Collected data
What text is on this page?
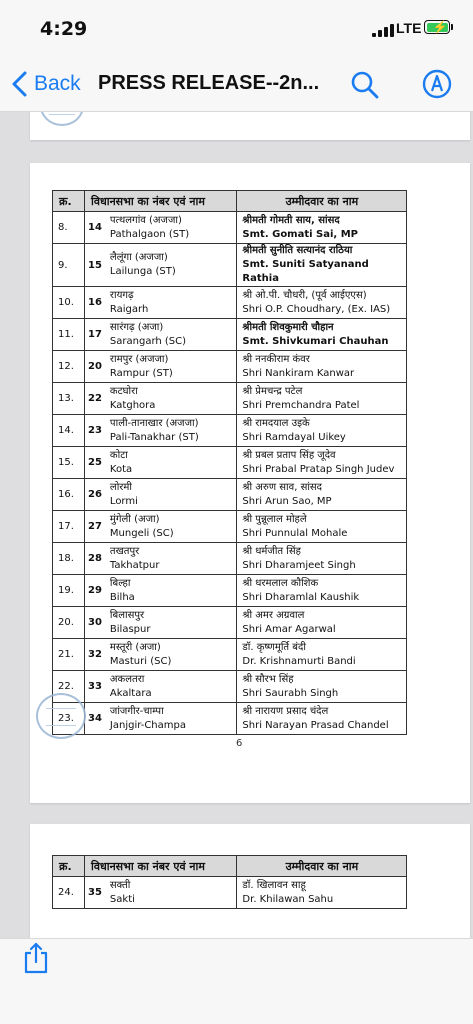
4:29	LTE ⚡
Back PRESS RELEASE--2n...
क्र.	विधानसभा का नंबर एवं नाम		उम्मीदवार का नाम
8.	14	पत्थलगांव (अजजा)
Pathalgaon (ST)	श्रीमती गोमती साय, सांसद
Smt. Gomati Sai, MP

9.	15	लैलूंगा (अजजा)
Lailunga (ST)	श्रीमती सुनीति सत्यानंद राठिया
Smt. Suniti Satyanand Rathia

10.	16	रायगढ़
Raigarh	श्री ओ.पी. चौधरी, (पूर्व आईएएस)
Shri O.P. Choudhary, (Ex. IAS)

11.	17	सारंगढ़ (अजा)
Sarangarh (SC)	श्रीमती शिवकुमारी चौहान
Smt. Shivkumari Chauhan

12.	20	रामपुर (अजजा)
Rampur (ST)	श्री ननकीराम कंवर
Shri Nankiram Kanwar

13.	22	कटघोरा
Katghora	श्री प्रेमचन्द्र पटेल
Shri Premchandra Patel

14.	23	पाली-तानाखार (अजजा)
Pali-Tanakhar (ST)	श्री रामदयाल उइके
Shri Ramdayal Uikey

15.	25	कोटा
Kota	श्री प्रबल प्रताप सिंह जूदेव
Shri Prabal Pratap Singh Judev

16.	26	लोरमी
Lormi	श्री अरुण साव, सांसद
Shri Arun Sao, MP

17.	27	मुंगेली (अजा)
Mungeli (SC)	श्री पुन्नूलाल मोहले
Shri Punnulal Mohale

18.	28	तखतपुर
Takhatpur	श्री धर्मजीत सिंह
Shri Dharamjeet Singh

19.	29	बिल्हा
Bilha	श्री धरमलाल कौशिक
Shri Dharamlal Kaushik

20.	30	बिलासपुर
Bilaspur	श्री अमर अग्रवाल
Shri Amar Agarwal

21.	32	मस्तूरी (अजा)
Masturi (SC)	डॉ. कृष्णमूर्ति बंदी
Dr. Krishnamurti Bandi

22.	33	अकलतरा
Akaltara	श्री सौरभ सिंह
Shri Saurabh Singh

23.	34	जांजगीर-चाम्पा
Janjgir-Champa	श्री नारायण प्रसाद चंदेल
Shri Narayan Prasad Chandel
6
क्र.	विधानसभा का नंबर एवं नाम		उम्मीदवार का नाम
24.	35	सक्ती
Sakti	डॉ. खिलावन साहू
Dr. Khilawan Sahu
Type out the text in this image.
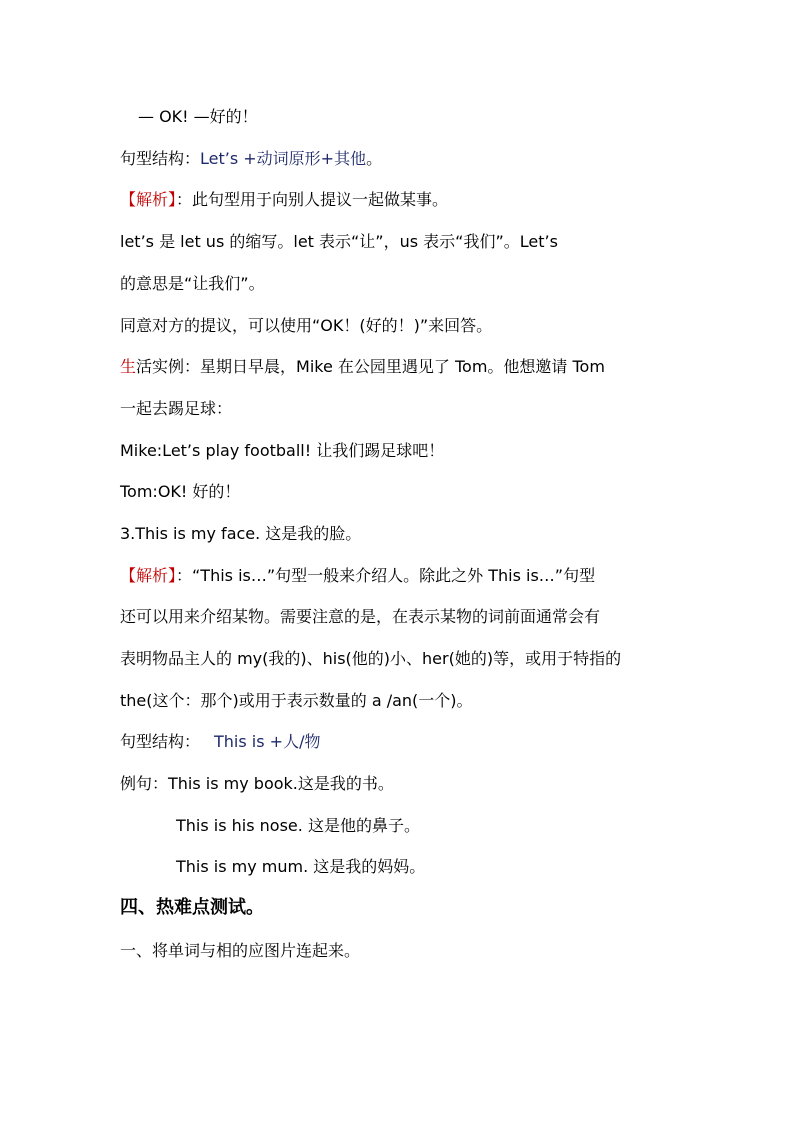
— OK! —好的！
句型结构：Let’s +动词原形+其他。
【解析】：此句型用于向别人提议一起做某事。
let’s 是 let us 的缩写。let 表示“让”，us 表示“我们”。Let’s
的意思是“让我们”。
同意对方的提议，可以使用“OK！(好的！)”来回答。
生活实例：星期日早晨，Mike 在公园里遇见了 Tom。他想邀请 Tom
一起去踢足球：
Mike:Let’s play football! 让我们踢足球吧！
Tom:OK! 好的！
3.This is my face. 这是我的脸。
【解析】：“This is…”句型一般来介绍人。除此之外 This is…”句型
还可以用来介绍某物。需要注意的是，在表示某物的词前面通常会有
表明物品主人的 my(我的)、his(他的)小、her(她的)等，或用于特指的
the(这个：那个)或用于表示数量的 a /an(一个)。
句型结构： This is +人/物
例句：This is my book.这是我的书。
This is his nose. 这是他的鼻子。
This is my mum. 这是我的妈妈。
四、热难点测试。
一、将单词与相的应图片连起来。
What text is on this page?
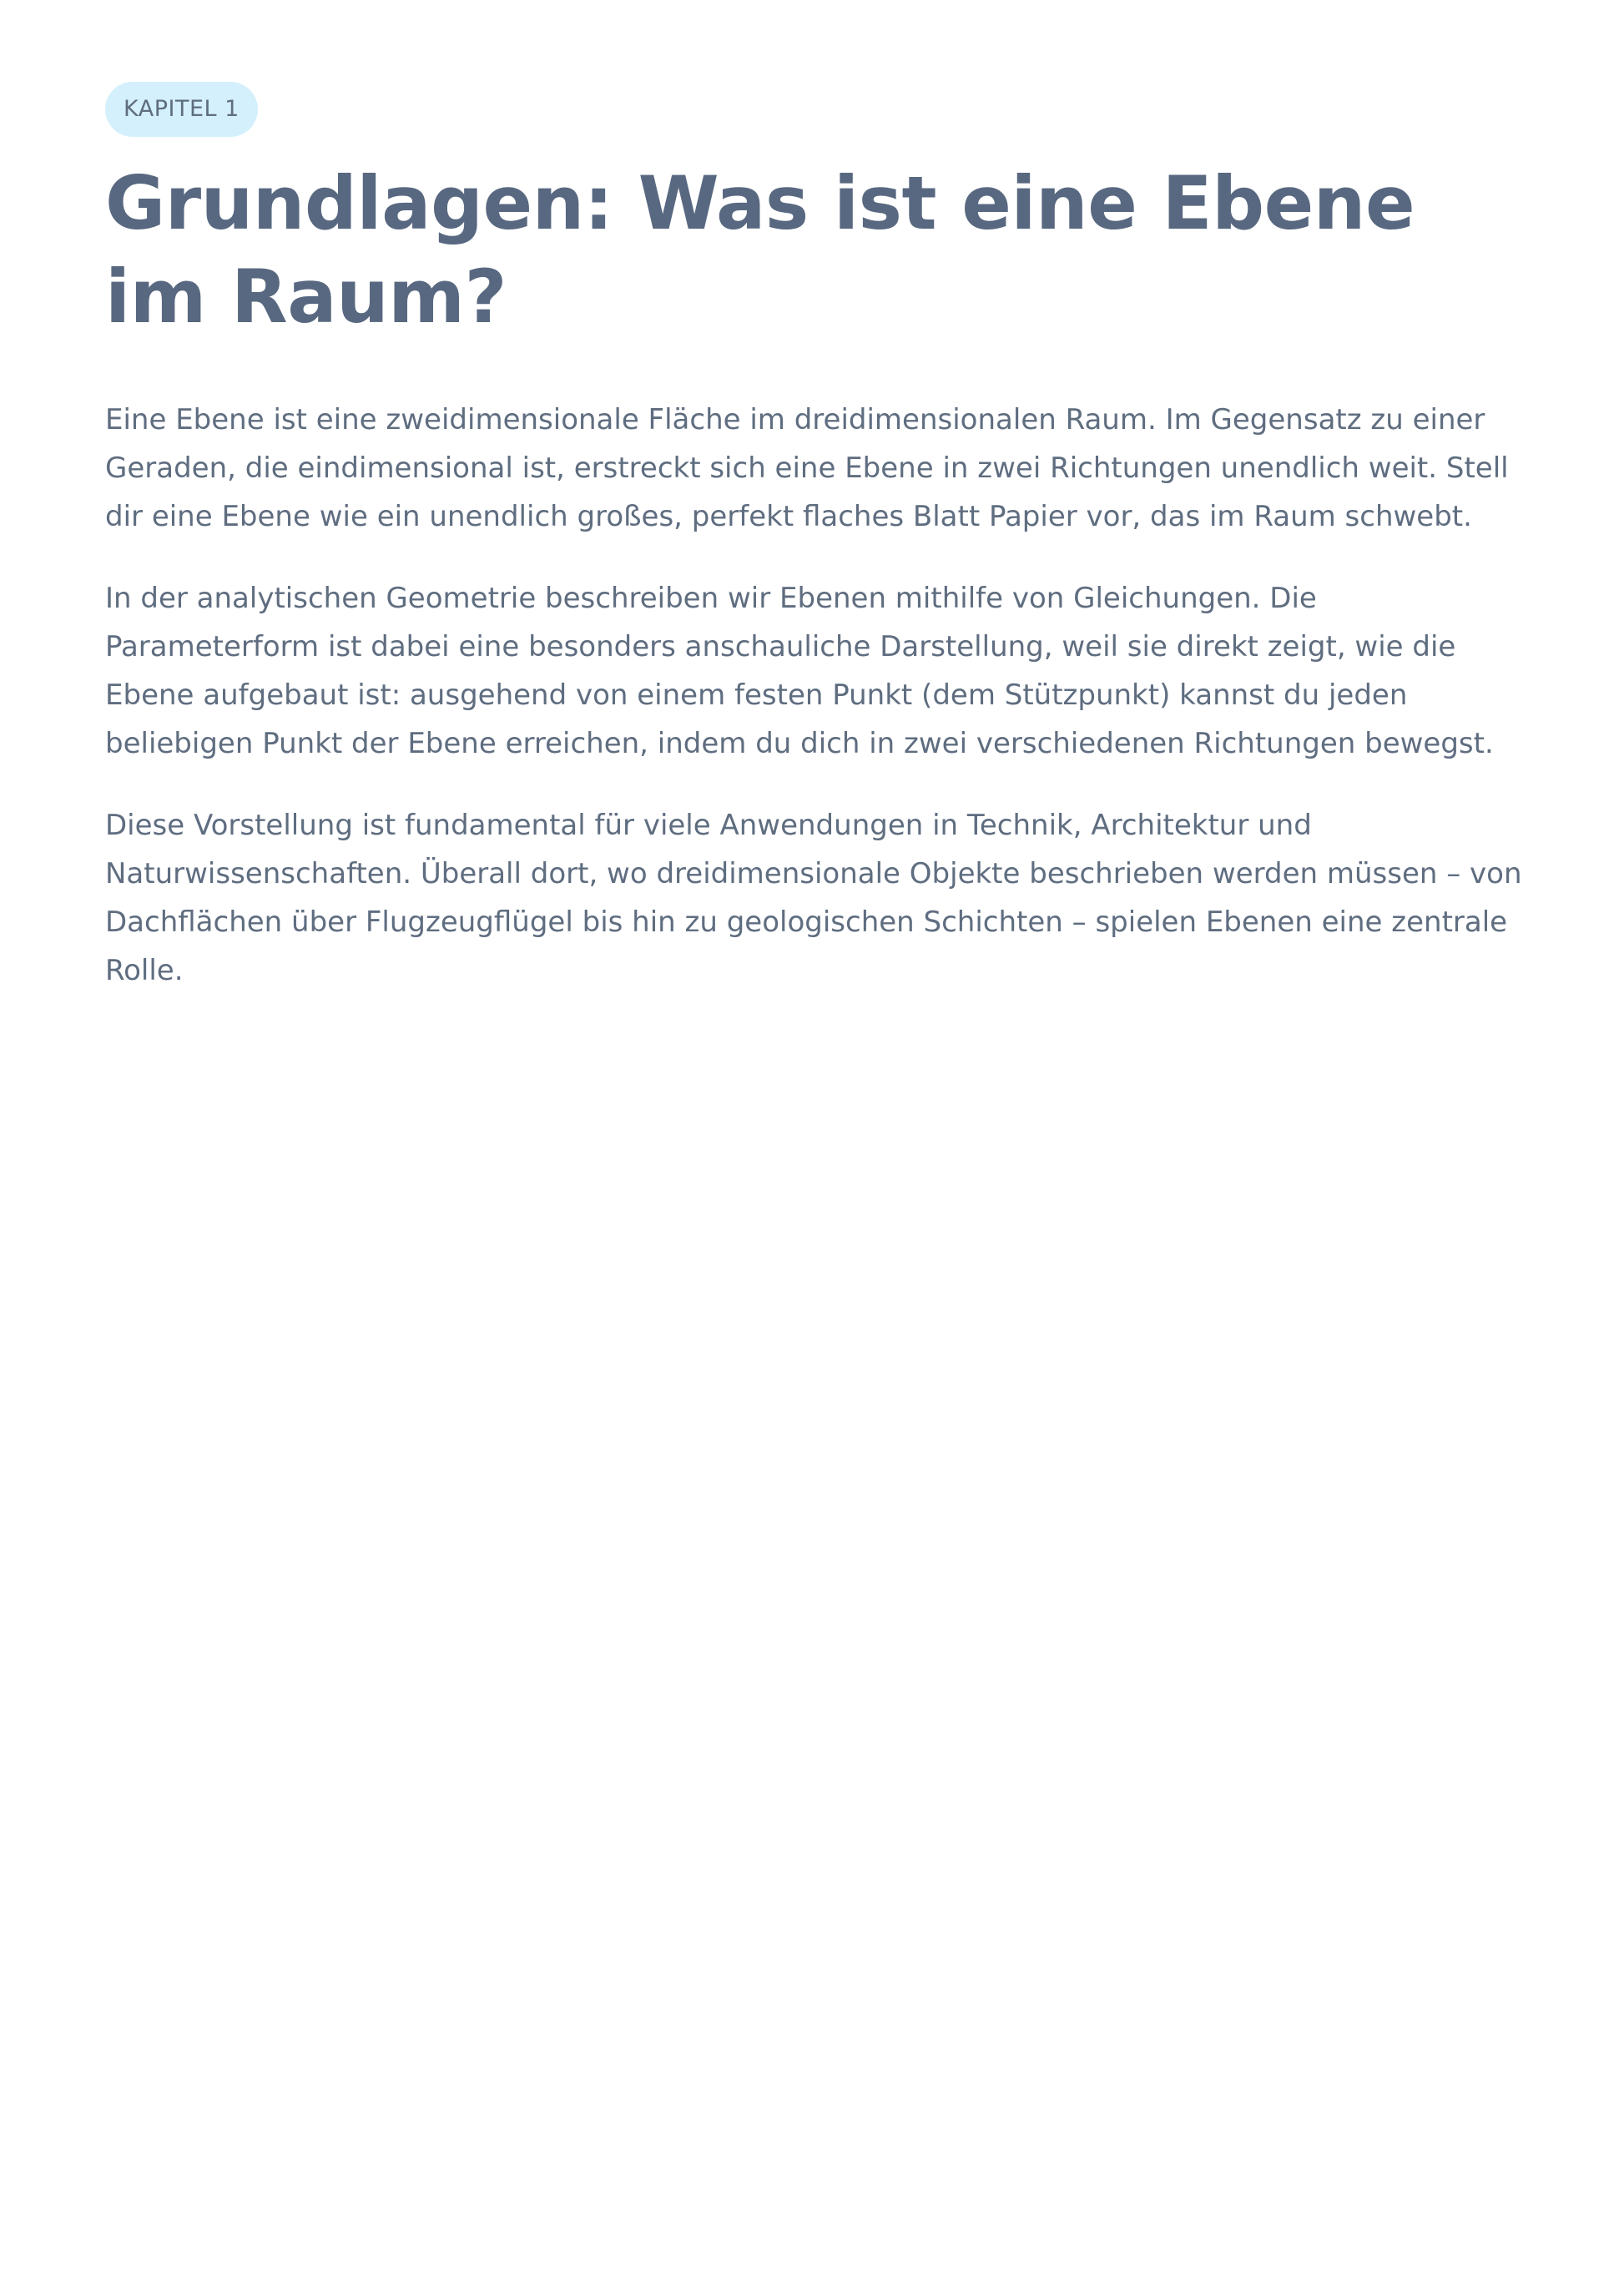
KAPITEL 1
Grundlagen: Was ist eine Ebene im Raum?

Eine Ebene ist eine zweidimensionale Fläche im dreidimensionalen Raum. Im Gegensatz zu einer Geraden, die eindimensional ist, erstreckt sich eine Ebene in zwei Richtungen unendlich weit. Stell dir eine Ebene wie ein unendlich großes, perfekt flaches Blatt Papier vor, das im Raum schwebt.

In der analytischen Geometrie beschreiben wir Ebenen mithilfe von Gleichungen. Die Parameterform ist dabei eine besonders anschauliche Darstellung, weil sie direkt zeigt, wie die Ebene aufgebaut ist: ausgehend von einem festen Punkt (dem Stützpunkt) kannst du jeden beliebigen Punkt der Ebene erreichen, indem du dich in zwei verschiedenen Richtungen bewegst.

Diese Vorstellung ist fundamental für viele Anwendungen in Technik, Architektur und Naturwissenschaften. Überall dort, wo dreidimensionale Objekte beschrieben werden müssen – von Dachflächen über Flugzeugflügel bis hin zu geologischen Schichten – spielen Ebenen eine zentrale Rolle.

__TASK TO COMPLETE__. Locate the word "Mike" in the records and collect each line it appears in.

__EXERCISE RESPONSE__.
生活实例：星期日早晨，Mike 在公园里遇见了 Tom。他想邀请 Tom
Mike:Let’s play football! 让我们踢足球吧！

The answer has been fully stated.